## Dataset extract

++++++

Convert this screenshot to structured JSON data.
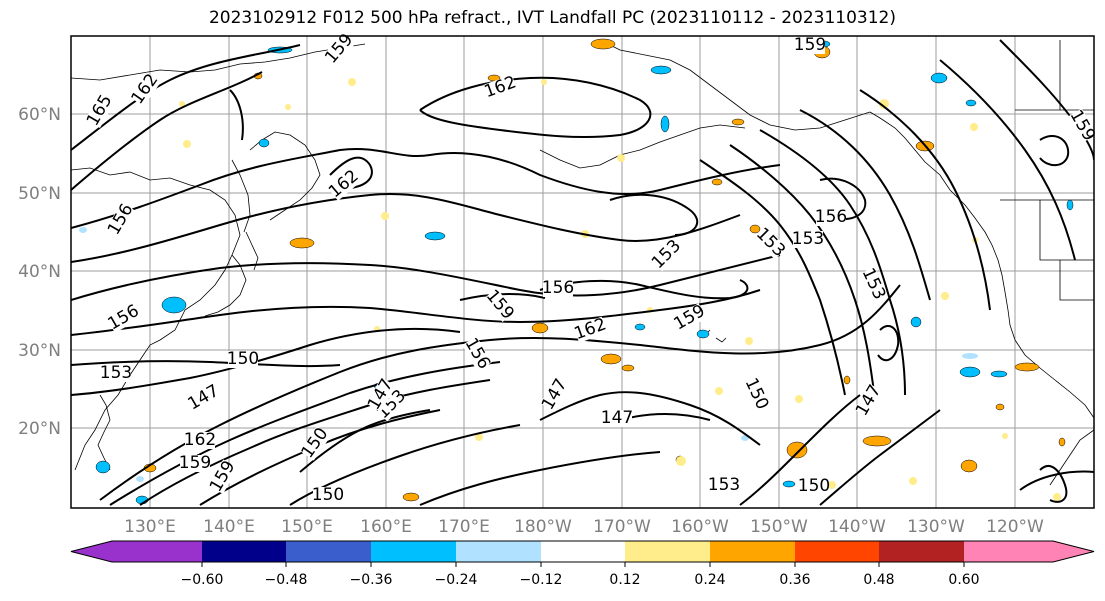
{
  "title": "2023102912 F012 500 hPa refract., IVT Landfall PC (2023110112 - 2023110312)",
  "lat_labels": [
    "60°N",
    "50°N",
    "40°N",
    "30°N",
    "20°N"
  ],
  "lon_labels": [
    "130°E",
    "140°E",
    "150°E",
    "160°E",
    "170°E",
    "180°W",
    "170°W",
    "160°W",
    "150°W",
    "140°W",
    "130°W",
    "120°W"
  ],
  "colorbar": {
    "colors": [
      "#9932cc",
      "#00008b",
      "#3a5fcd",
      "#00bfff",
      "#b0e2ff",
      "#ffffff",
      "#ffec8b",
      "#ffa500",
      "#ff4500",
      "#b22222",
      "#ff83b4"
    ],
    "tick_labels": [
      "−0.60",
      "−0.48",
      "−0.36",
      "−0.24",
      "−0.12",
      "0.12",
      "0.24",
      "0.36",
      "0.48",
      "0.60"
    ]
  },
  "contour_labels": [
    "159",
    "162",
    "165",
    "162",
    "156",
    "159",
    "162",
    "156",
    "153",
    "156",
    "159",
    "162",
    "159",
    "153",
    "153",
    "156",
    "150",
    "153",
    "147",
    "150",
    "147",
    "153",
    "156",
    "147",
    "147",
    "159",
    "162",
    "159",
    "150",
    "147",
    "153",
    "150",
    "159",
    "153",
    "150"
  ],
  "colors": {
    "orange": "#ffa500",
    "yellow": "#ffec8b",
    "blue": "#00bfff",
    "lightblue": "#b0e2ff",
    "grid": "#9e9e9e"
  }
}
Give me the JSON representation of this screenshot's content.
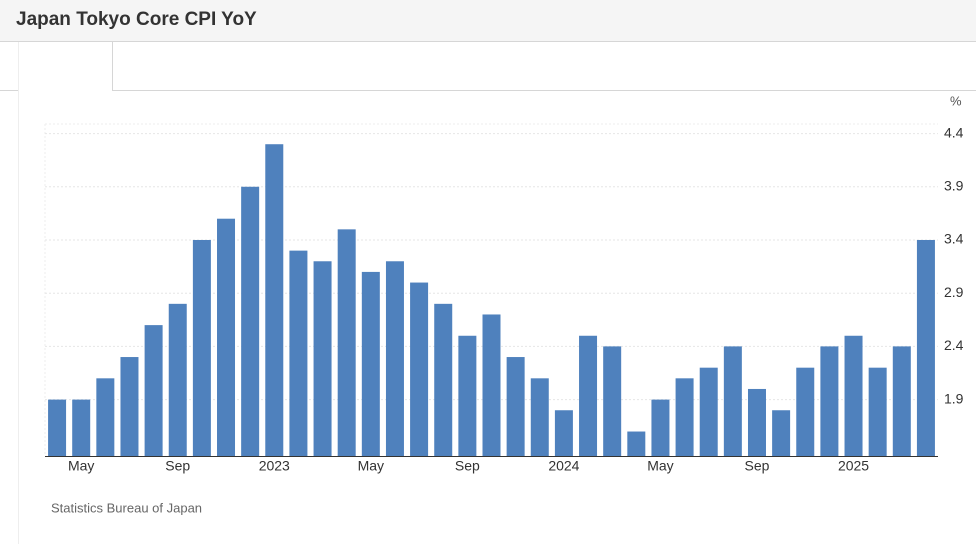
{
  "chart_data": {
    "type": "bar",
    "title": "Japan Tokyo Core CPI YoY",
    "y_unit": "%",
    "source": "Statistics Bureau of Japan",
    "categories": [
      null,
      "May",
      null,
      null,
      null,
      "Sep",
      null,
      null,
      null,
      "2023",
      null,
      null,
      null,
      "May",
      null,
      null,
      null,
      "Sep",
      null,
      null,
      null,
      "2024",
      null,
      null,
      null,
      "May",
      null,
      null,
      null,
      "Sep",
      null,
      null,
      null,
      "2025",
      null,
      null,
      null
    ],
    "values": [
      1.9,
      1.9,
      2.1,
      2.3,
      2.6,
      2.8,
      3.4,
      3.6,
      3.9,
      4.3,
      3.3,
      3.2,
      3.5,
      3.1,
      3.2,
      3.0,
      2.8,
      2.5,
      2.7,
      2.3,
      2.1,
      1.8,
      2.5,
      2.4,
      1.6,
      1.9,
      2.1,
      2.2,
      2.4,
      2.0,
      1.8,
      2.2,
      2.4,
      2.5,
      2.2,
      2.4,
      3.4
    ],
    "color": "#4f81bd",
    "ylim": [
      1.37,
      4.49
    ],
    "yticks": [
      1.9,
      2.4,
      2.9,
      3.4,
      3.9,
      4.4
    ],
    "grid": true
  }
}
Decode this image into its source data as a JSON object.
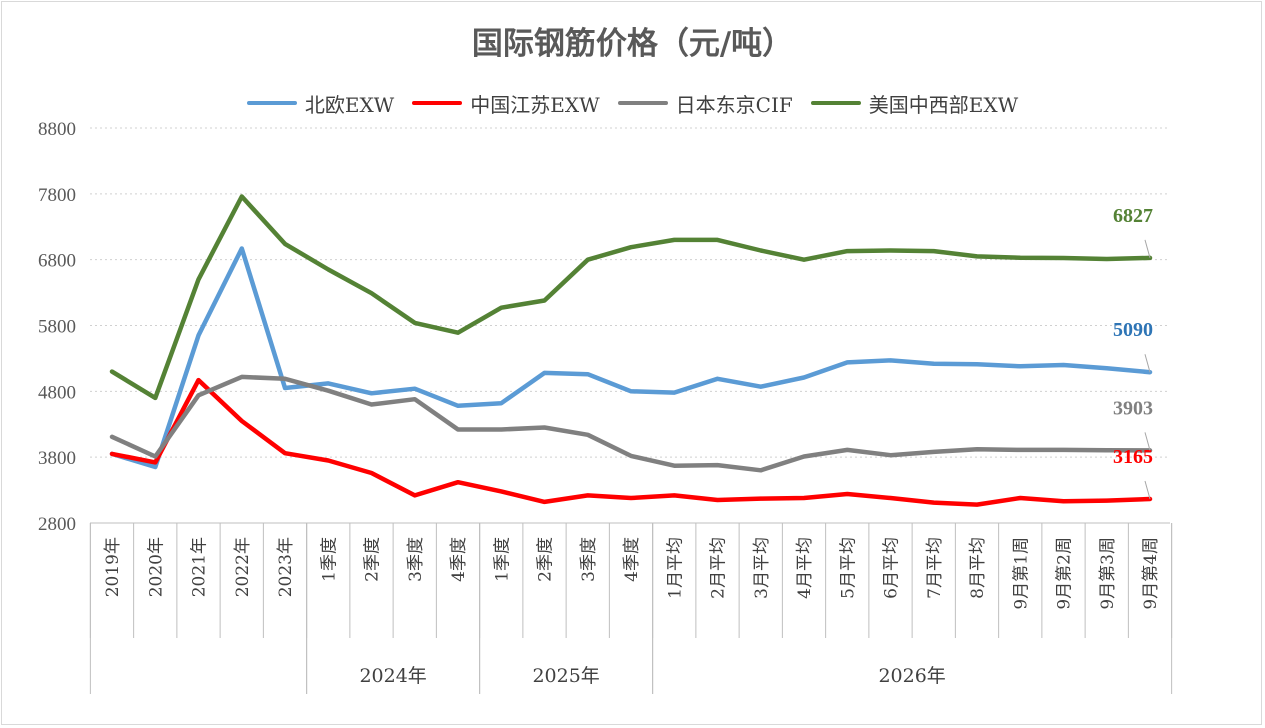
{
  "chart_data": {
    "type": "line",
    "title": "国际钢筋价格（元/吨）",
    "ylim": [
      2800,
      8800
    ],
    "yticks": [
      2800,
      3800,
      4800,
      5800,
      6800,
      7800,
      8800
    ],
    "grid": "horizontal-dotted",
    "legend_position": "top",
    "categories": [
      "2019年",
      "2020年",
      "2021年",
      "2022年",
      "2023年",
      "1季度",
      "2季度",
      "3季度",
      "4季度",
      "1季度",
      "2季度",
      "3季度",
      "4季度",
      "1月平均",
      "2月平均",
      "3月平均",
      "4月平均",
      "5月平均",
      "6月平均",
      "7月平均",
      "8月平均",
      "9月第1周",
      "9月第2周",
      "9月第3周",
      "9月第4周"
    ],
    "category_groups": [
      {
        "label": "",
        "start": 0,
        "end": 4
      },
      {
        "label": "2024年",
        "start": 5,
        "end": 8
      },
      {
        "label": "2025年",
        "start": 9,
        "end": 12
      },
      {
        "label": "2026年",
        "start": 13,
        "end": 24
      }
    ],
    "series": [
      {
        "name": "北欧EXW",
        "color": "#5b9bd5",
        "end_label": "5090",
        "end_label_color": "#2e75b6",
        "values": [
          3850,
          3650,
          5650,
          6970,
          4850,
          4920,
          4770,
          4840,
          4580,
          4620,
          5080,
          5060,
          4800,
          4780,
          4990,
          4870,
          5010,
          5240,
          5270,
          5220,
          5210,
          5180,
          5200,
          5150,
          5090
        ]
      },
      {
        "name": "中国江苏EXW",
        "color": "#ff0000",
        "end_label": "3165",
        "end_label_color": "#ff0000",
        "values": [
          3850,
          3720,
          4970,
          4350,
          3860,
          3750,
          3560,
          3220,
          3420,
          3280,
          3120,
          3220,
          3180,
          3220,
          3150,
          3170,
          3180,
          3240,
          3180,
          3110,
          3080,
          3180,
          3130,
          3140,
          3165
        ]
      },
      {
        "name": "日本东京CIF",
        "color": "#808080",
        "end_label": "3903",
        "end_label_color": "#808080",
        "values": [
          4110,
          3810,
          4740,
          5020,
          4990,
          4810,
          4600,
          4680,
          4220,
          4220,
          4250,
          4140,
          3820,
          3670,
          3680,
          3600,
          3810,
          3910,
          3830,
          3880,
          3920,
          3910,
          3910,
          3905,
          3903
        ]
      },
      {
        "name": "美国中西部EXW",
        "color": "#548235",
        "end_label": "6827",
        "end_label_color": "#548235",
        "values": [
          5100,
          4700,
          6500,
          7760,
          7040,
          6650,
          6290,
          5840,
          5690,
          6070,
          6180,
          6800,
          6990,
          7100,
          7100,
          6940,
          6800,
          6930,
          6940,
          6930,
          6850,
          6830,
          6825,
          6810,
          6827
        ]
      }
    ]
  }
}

++++++

## Task statement
In your copy, repeat each record exactly and include no pictures.

## Complete response
Convert this screenshot to structured JSON data.
{
  "title": "2023102912 F012 500 hPa refract., IVT Landfall PC (2023110112 - 2023110312)",
  "lat_labels": [
    "60°N",
    "50°N",
    "40°N",
    "30°N",
    "20°N"
  ],
  "lon_labels": [
    "130°E",
    "140°E",
    "150°E",
    "160°E",
    "170°E",
    "180°W",
    "170°W",
    "160°W",
    "150°W",
    "140°W",
    "130°W",
    "120°W"
  ],
  "colorbar": {
    "colors": [
      "#9932cc",
      "#00008b",
      "#3a5fcd",
      "#00bfff",
      "#b0e2ff",
      "#ffffff",
      "#ffec8b",
      "#ffa500",
      "#ff4500",
      "#b22222",
      "#ff83b4"
    ],
    "tick_labels": [
      "−0.60",
      "−0.48",
      "−0.36",
      "−0.24",
      "−0.12",
      "0.12",
      "0.24",
      "0.36",
      "0.48",
      "0.60"
    ]
  },
  "contour_labels": [
    "159",
    "162",
    "165",
    "162",
    "156",
    "159",
    "162",
    "156",
    "153",
    "156",
    "159",
    "162",
    "159",
    "153",
    "153",
    "156",
    "150",
    "153",
    "147",
    "150",
    "147",
    "153",
    "156",
    "147",
    "147",
    "159",
    "162",
    "159",
    "150",
    "147",
    "153",
    "150",
    "159",
    "153",
    "150"
  ],
  "colors": {
    "orange": "#ffa500",
    "yellow": "#ffec8b",
    "blue": "#00bfff",
    "lightblue": "#b0e2ff",
    "grid": "#9e9e9e"
  }
}
Give me the JSON representation of this screenshot's content.
{
  "chart_data": {
    "type": "bar",
    "title": "Japan Tokyo Core CPI YoY",
    "y_unit": "%",
    "source": "Statistics Bureau of Japan",
    "categories": [
      null,
      "May",
      null,
      null,
      null,
      "Sep",
      null,
      null,
      null,
      "2023",
      null,
      null,
      null,
      "May",
      null,
      null,
      null,
      "Sep",
      null,
      null,
      null,
      "2024",
      null,
      null,
      null,
      "May",
      null,
      null,
      null,
      "Sep",
      null,
      null,
      null,
      "2025",
      null,
      null,
      null
    ],
    "values": [
      1.9,
      1.9,
      2.1,
      2.3,
      2.6,
      2.8,
      3.4,
      3.6,
      3.9,
      4.3,
      3.3,
      3.2,
      3.5,
      3.1,
      3.2,
      3.0,
      2.8,
      2.5,
      2.7,
      2.3,
      2.1,
      1.8,
      2.5,
      2.4,
      1.6,
      1.9,
      2.1,
      2.2,
      2.4,
      2.0,
      1.8,
      2.2,
      2.4,
      2.5,
      2.2,
      2.4,
      3.4
    ],
    "color": "#4f81bd",
    "ylim": [
      1.37,
      4.49
    ],
    "yticks": [
      1.9,
      2.4,
      2.9,
      3.4,
      3.9,
      4.4
    ],
    "grid": true
  }
}
Decode this image into its source data as a JSON object.
{
  "chart_data": {
    "type": "line",
    "title": "国际钢筋价格（元/吨）",
    "ylim": [
      2800,
      8800
    ],
    "yticks": [
      2800,
      3800,
      4800,
      5800,
      6800,
      7800,
      8800
    ],
    "grid": "horizontal-dotted",
    "legend_position": "top",
    "categories": [
      "2019年",
      "2020年",
      "2021年",
      "2022年",
      "2023年",
      "1季度",
      "2季度",
      "3季度",
      "4季度",
      "1季度",
      "2季度",
      "3季度",
      "4季度",
      "1月平均",
      "2月平均",
      "3月平均",
      "4月平均",
      "5月平均",
      "6月平均",
      "7月平均",
      "8月平均",
      "9月第1周",
      "9月第2周",
      "9月第3周",
      "9月第4周"
    ],
    "category_groups": [
      {
        "label": "",
        "start": 0,
        "end": 4
      },
      {
        "label": "2024年",
        "start": 5,
        "end": 8
      },
      {
        "label": "2025年",
        "start": 9,
        "end": 12
      },
      {
        "label": "2026年",
        "start": 13,
        "end": 24
      }
    ],
    "series": [
      {
        "name": "北欧EXW",
        "color": "#5b9bd5",
        "end_label": "5090",
        "end_label_color": "#2e75b6",
        "values": [
          3850,
          3650,
          5650,
          6970,
          4850,
          4920,
          4770,
          4840,
          4580,
          4620,
          5080,
          5060,
          4800,
          4780,
          4990,
          4870,
          5010,
          5240,
          5270,
          5220,
          5210,
          5180,
          5200,
          5150,
          5090
        ]
      },
      {
        "name": "中国江苏EXW",
        "color": "#ff0000",
        "end_label": "3165",
        "end_label_color": "#ff0000",
        "values": [
          3850,
          3720,
          4970,
          4350,
          3860,
          3750,
          3560,
          3220,
          3420,
          3280,
          3120,
          3220,
          3180,
          3220,
          3150,
          3170,
          3180,
          3240,
          3180,
          3110,
          3080,
          3180,
          3130,
          3140,
          3165
        ]
      },
      {
        "name": "日本东京CIF",
        "color": "#808080",
        "end_label": "3903",
        "end_label_color": "#808080",
        "values": [
          4110,
          3810,
          4740,
          5020,
          4990,
          4810,
          4600,
          4680,
          4220,
          4220,
          4250,
          4140,
          3820,
          3670,
          3680,
          3600,
          3810,
          3910,
          3830,
          3880,
          3920,
          3910,
          3910,
          3905,
          3903
        ]
      },
      {
        "name": "美国中西部EXW",
        "color": "#548235",
        "end_label": "6827",
        "end_label_color": "#548235",
        "values": [
          5100,
          4700,
          6500,
          7760,
          7040,
          6650,
          6290,
          5840,
          5690,
          6070,
          6180,
          6800,
          6990,
          7100,
          7100,
          6940,
          6800,
          6930,
          6940,
          6930,
          6850,
          6830,
          6825,
          6810,
          6827
        ]
      }
    ]
  }
}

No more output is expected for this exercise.